Records for processing start

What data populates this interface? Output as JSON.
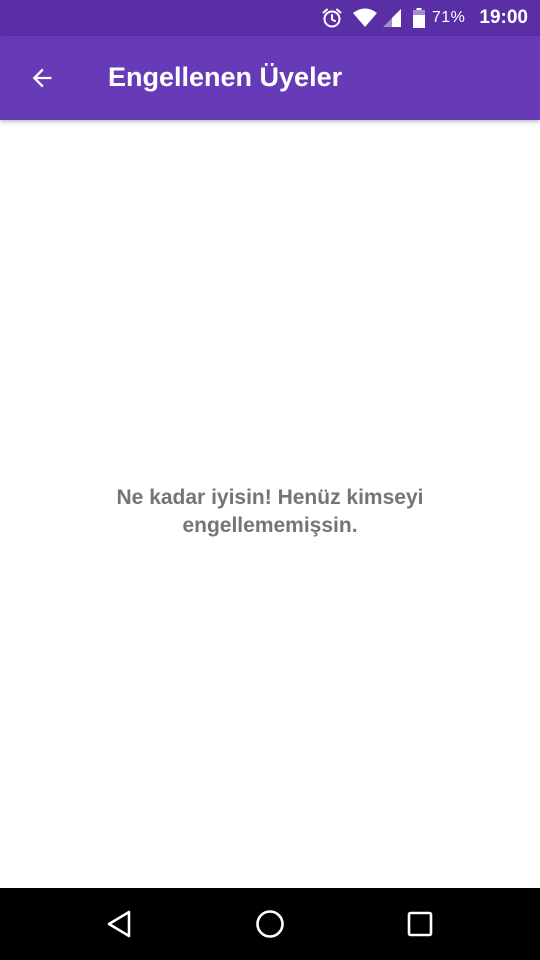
{
  "status_bar": {
    "icons": [
      "alarm-icon",
      "wifi-icon",
      "cellular-signal-icon",
      "battery-icon"
    ],
    "battery_percent": "71%",
    "time": "19:00",
    "color": "#5a2fa6"
  },
  "app_bar": {
    "back_icon": "arrow-back-icon",
    "title": "Engellenen Üyeler",
    "color": "#673ab7"
  },
  "content": {
    "empty_message": "Ne kadar iyisin! Henüz kimseyi engellememişsin."
  },
  "nav_bar": {
    "icons": [
      "nav-back-icon",
      "nav-home-icon",
      "nav-recents-icon"
    ]
  }
}
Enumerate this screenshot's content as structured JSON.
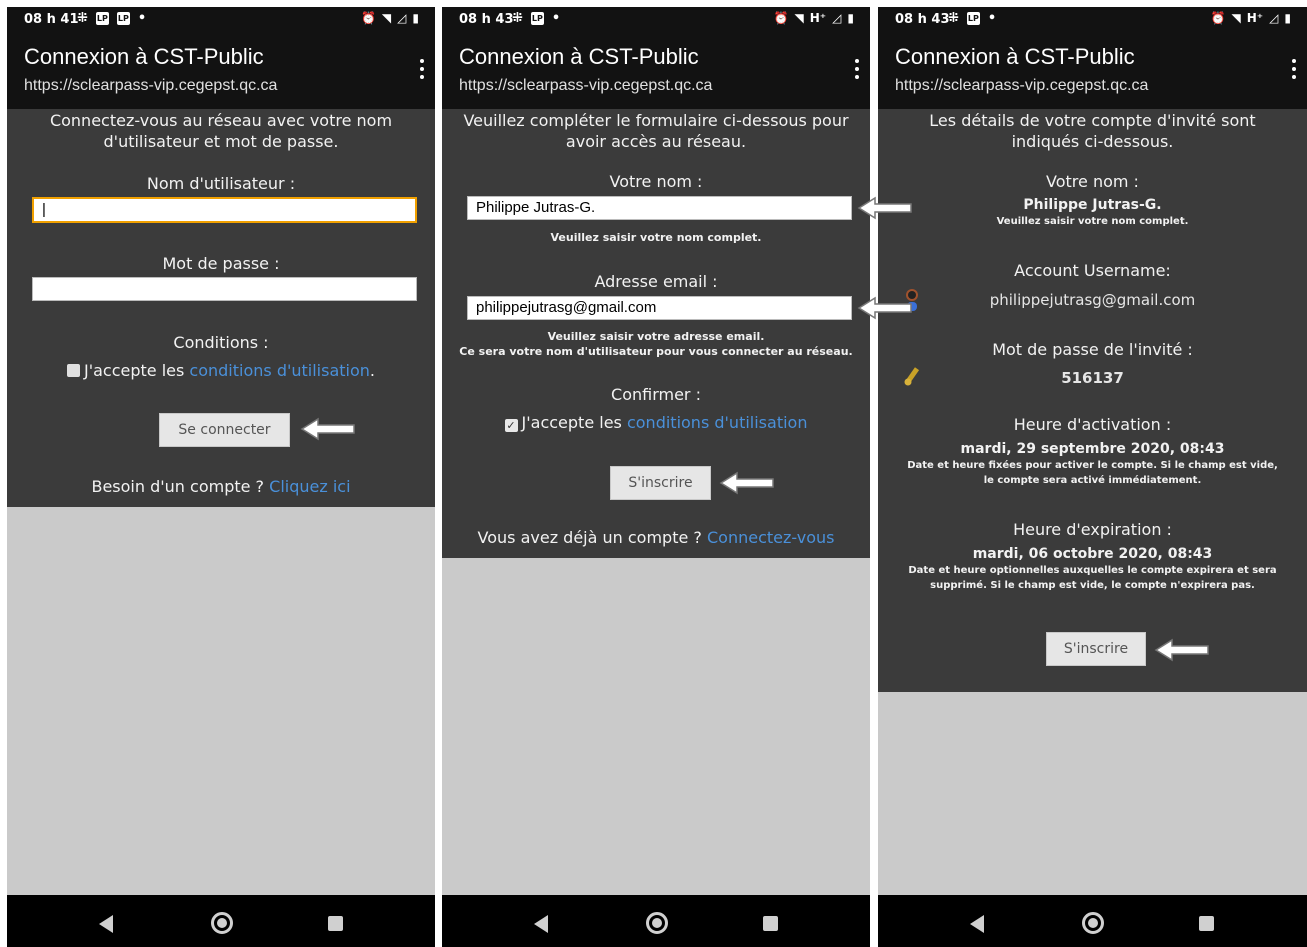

Records for processing end

**Exercise instructions:**
Retype every entry verbatim and exclude the pictures from the copy.

**Answer in full:**
What data populates this interface? Output as JSON.
{
  "status_bar": {
    "icons": [
      "alarm-icon",
      "wifi-icon",
      "cellular-signal-icon",
      "battery-icon"
    ],
    "battery_percent": "71%",
    "time": "19:00",
    "color": "#5a2fa6"
  },
  "app_bar": {
    "back_icon": "arrow-back-icon",
    "title": "Engellenen Üyeler",
    "color": "#673ab7"
  },
  "content": {
    "empty_message": "Ne kadar iyisin! Henüz kimseyi engellememişsin."
  },
  "nav_bar": {
    "icons": [
      "nav-back-icon",
      "nav-home-icon",
      "nav-recents-icon"
    ]
  }
}
Enumerate this screenshot's content as structured JSON.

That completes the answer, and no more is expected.